• [TASK DETAILS]:
Send back the entries below exactly as they appear.

• [Extracted data entries]:
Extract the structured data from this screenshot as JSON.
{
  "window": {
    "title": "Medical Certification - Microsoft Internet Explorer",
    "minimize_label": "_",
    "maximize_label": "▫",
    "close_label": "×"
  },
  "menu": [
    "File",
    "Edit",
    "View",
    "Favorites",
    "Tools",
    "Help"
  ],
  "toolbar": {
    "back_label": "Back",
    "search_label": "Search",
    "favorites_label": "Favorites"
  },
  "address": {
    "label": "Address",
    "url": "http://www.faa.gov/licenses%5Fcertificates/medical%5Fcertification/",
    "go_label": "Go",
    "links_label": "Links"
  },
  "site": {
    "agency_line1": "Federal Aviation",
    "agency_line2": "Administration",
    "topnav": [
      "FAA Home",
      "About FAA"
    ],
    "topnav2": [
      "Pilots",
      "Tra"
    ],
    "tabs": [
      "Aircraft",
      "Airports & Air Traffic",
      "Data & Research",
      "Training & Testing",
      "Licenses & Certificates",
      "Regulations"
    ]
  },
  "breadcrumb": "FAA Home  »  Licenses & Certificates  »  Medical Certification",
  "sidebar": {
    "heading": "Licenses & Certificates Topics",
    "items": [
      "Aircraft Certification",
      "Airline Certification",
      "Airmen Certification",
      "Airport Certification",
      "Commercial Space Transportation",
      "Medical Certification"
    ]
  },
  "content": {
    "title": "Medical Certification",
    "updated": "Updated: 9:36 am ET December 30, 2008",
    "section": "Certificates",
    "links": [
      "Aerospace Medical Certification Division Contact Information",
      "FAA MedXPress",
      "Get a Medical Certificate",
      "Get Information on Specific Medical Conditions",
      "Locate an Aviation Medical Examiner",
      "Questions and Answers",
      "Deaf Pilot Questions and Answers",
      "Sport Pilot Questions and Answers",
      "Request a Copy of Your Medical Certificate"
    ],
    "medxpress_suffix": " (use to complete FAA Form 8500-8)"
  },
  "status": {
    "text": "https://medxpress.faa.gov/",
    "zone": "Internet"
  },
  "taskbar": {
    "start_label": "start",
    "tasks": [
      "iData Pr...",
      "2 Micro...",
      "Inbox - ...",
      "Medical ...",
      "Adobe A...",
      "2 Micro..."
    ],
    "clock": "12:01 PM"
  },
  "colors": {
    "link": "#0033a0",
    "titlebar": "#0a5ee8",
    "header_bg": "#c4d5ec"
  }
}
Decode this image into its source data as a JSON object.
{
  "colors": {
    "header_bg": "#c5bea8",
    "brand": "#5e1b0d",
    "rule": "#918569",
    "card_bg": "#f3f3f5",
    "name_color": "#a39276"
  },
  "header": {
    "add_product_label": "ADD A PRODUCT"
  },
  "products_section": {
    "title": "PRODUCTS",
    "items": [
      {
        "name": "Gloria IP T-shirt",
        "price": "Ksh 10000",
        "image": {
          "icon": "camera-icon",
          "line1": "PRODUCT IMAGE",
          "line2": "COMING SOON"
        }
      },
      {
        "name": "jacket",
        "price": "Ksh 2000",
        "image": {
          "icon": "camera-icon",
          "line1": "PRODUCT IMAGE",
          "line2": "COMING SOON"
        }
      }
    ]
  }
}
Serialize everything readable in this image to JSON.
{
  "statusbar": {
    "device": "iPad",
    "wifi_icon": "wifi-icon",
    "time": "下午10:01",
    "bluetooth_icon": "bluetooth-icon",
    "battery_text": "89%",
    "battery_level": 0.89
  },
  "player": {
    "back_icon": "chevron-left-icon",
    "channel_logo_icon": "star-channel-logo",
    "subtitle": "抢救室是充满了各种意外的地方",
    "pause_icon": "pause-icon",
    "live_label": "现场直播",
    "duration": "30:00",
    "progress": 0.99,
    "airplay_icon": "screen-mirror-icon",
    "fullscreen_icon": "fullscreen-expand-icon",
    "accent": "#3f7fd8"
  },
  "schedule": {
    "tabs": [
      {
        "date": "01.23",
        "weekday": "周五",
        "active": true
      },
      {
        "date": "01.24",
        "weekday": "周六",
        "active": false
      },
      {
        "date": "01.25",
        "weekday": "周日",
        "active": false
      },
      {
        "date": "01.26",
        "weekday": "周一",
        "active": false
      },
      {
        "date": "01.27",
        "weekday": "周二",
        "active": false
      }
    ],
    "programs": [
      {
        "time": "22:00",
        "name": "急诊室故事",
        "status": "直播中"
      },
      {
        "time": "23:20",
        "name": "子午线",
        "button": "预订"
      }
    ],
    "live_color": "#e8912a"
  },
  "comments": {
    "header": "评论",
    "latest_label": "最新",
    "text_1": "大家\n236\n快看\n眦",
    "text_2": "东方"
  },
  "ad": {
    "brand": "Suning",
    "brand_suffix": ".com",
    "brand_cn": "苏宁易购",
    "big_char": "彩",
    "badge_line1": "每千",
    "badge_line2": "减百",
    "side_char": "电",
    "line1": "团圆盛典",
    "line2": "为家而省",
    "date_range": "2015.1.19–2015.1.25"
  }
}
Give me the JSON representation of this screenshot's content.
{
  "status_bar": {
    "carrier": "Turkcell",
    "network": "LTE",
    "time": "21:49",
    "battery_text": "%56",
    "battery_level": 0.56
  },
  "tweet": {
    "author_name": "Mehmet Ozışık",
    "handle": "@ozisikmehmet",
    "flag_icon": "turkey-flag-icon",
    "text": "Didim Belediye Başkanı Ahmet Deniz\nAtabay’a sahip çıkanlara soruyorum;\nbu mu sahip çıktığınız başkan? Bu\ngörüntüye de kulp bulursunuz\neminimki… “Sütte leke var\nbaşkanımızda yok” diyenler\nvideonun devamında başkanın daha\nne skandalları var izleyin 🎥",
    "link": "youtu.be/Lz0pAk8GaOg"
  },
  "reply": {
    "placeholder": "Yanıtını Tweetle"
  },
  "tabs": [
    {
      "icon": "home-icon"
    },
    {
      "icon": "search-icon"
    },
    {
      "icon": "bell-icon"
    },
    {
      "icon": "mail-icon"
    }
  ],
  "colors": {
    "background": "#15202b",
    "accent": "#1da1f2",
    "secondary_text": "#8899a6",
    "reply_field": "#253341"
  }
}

• [RESPONSE TO THE TASK]:
Extract the structured data from this screenshot as JSON.
{
  "window": {
    "title": "Medical Certification - Microsoft Internet Explorer",
    "minimize_label": "_",
    "maximize_label": "▫",
    "close_label": "×"
  },
  "menu": [
    "File",
    "Edit",
    "View",
    "Favorites",
    "Tools",
    "Help"
  ],
  "toolbar": {
    "back_label": "Back",
    "search_label": "Search",
    "favorites_label": "Favorites"
  },
  "address": {
    "label": "Address",
    "url": "http://www.faa.gov/licenses%5Fcertificates/medical%5Fcertification/",
    "go_label": "Go",
    "links_label": "Links"
  },
  "site": {
    "agency_line1": "Federal Aviation",
    "agency_line2": "Administration",
    "topnav": [
      "FAA Home",
      "About FAA"
    ],
    "topnav2": [
      "Pilots",
      "Tra"
    ],
    "tabs": [
      "Aircraft",
      "Airports & Air Traffic",
      "Data & Research",
      "Training & Testing",
      "Licenses & Certificates",
      "Regulations"
    ]
  },
  "breadcrumb": "FAA Home  »  Licenses & Certificates  »  Medical Certification",
  "sidebar": {
    "heading": "Licenses & Certificates Topics",
    "items": [
      "Aircraft Certification",
      "Airline Certification",
      "Airmen Certification",
      "Airport Certification",
      "Commercial Space Transportation",
      "Medical Certification"
    ]
  },
  "content": {
    "title": "Medical Certification",
    "updated": "Updated: 9:36 am ET December 30, 2008",
    "section": "Certificates",
    "links": [
      "Aerospace Medical Certification Division Contact Information",
      "FAA MedXPress",
      "Get a Medical Certificate",
      "Get Information on Specific Medical Conditions",
      "Locate an Aviation Medical Examiner",
      "Questions and Answers",
      "Deaf Pilot Questions and Answers",
      "Sport Pilot Questions and Answers",
      "Request a Copy of Your Medical Certificate"
    ],
    "medxpress_suffix": " (use to complete FAA Form 8500-8)"
  },
  "status": {
    "text": "https://medxpress.faa.gov/",
    "zone": "Internet"
  },
  "taskbar": {
    "start_label": "start",
    "tasks": [
      "iData Pr...",
      "2 Micro...",
      "Inbox - ...",
      "Medical ...",
      "Adobe A...",
      "2 Micro..."
    ],
    "clock": "12:01 PM"
  },
  "colors": {
    "link": "#0033a0",
    "titlebar": "#0a5ee8",
    "header_bg": "#c4d5ec"
  }
}
Decode this image into its source data as a JSON object.
{
  "colors": {
    "header_bg": "#c5bea8",
    "brand": "#5e1b0d",
    "rule": "#918569",
    "card_bg": "#f3f3f5",
    "name_color": "#a39276"
  },
  "header": {
    "add_product_label": "ADD A PRODUCT"
  },
  "products_section": {
    "title": "PRODUCTS",
    "items": [
      {
        "name": "Gloria IP T-shirt",
        "price": "Ksh 10000",
        "image": {
          "icon": "camera-icon",
          "line1": "PRODUCT IMAGE",
          "line2": "COMING SOON"
        }
      },
      {
        "name": "jacket",
        "price": "Ksh 2000",
        "image": {
          "icon": "camera-icon",
          "line1": "PRODUCT IMAGE",
          "line2": "COMING SOON"
        }
      }
    ]
  }
}
Serialize everything readable in this image to JSON.
{
  "statusbar": {
    "device": "iPad",
    "wifi_icon": "wifi-icon",
    "time": "下午10:01",
    "bluetooth_icon": "bluetooth-icon",
    "battery_text": "89%",
    "battery_level": 0.89
  },
  "player": {
    "back_icon": "chevron-left-icon",
    "channel_logo_icon": "star-channel-logo",
    "subtitle": "抢救室是充满了各种意外的地方",
    "pause_icon": "pause-icon",
    "live_label": "现场直播",
    "duration": "30:00",
    "progress": 0.99,
    "airplay_icon": "screen-mirror-icon",
    "fullscreen_icon": "fullscreen-expand-icon",
    "accent": "#3f7fd8"
  },
  "schedule": {
    "tabs": [
      {
        "date": "01.23",
        "weekday": "周五",
        "active": true
      },
      {
        "date": "01.24",
        "weekday": "周六",
        "active": false
      },
      {
        "date": "01.25",
        "weekday": "周日",
        "active": false
      },
      {
        "date": "01.26",
        "weekday": "周一",
        "active": false
      },
      {
        "date": "01.27",
        "weekday": "周二",
        "active": false
      }
    ],
    "programs": [
      {
        "time": "22:00",
        "name": "急诊室故事",
        "status": "直播中"
      },
      {
        "time": "23:20",
        "name": "子午线",
        "button": "预订"
      }
    ],
    "live_color": "#e8912a"
  },
  "comments": {
    "header": "评论",
    "latest_label": "最新",
    "text_1": "大家\n236\n快看\n眦",
    "text_2": "东方"
  },
  "ad": {
    "brand": "Suning",
    "brand_suffix": ".com",
    "brand_cn": "苏宁易购",
    "big_char": "彩",
    "badge_line1": "每千",
    "badge_line2": "减百",
    "side_char": "电",
    "line1": "团圆盛典",
    "line2": "为家而省",
    "date_range": "2015.1.19–2015.1.25"
  }
}
Give me the JSON representation of this screenshot's content.
{
  "status_bar": {
    "carrier": "Turkcell",
    "network": "LTE",
    "time": "21:49",
    "battery_text": "%56",
    "battery_level": 0.56
  },
  "tweet": {
    "author_name": "Mehmet Ozışık",
    "handle": "@ozisikmehmet",
    "flag_icon": "turkey-flag-icon",
    "text": "Didim Belediye Başkanı Ahmet Deniz\nAtabay’a sahip çıkanlara soruyorum;\nbu mu sahip çıktığınız başkan? Bu\ngörüntüye de kulp bulursunuz\neminimki… “Sütte leke var\nbaşkanımızda yok” diyenler\nvideonun devamında başkanın daha\nne skandalları var izleyin 🎥",
    "link": "youtu.be/Lz0pAk8GaOg"
  },
  "reply": {
    "placeholder": "Yanıtını Tweetle"
  },
  "tabs": [
    {
      "icon": "home-icon"
    },
    {
      "icon": "search-icon"
    },
    {
      "icon": "bell-icon"
    },
    {
      "icon": "mail-icon"
    }
  ],
  "colors": {
    "background": "#15202b",
    "accent": "#1da1f2",
    "secondary_text": "#8899a6",
    "reply_field": "#253341"
  }
}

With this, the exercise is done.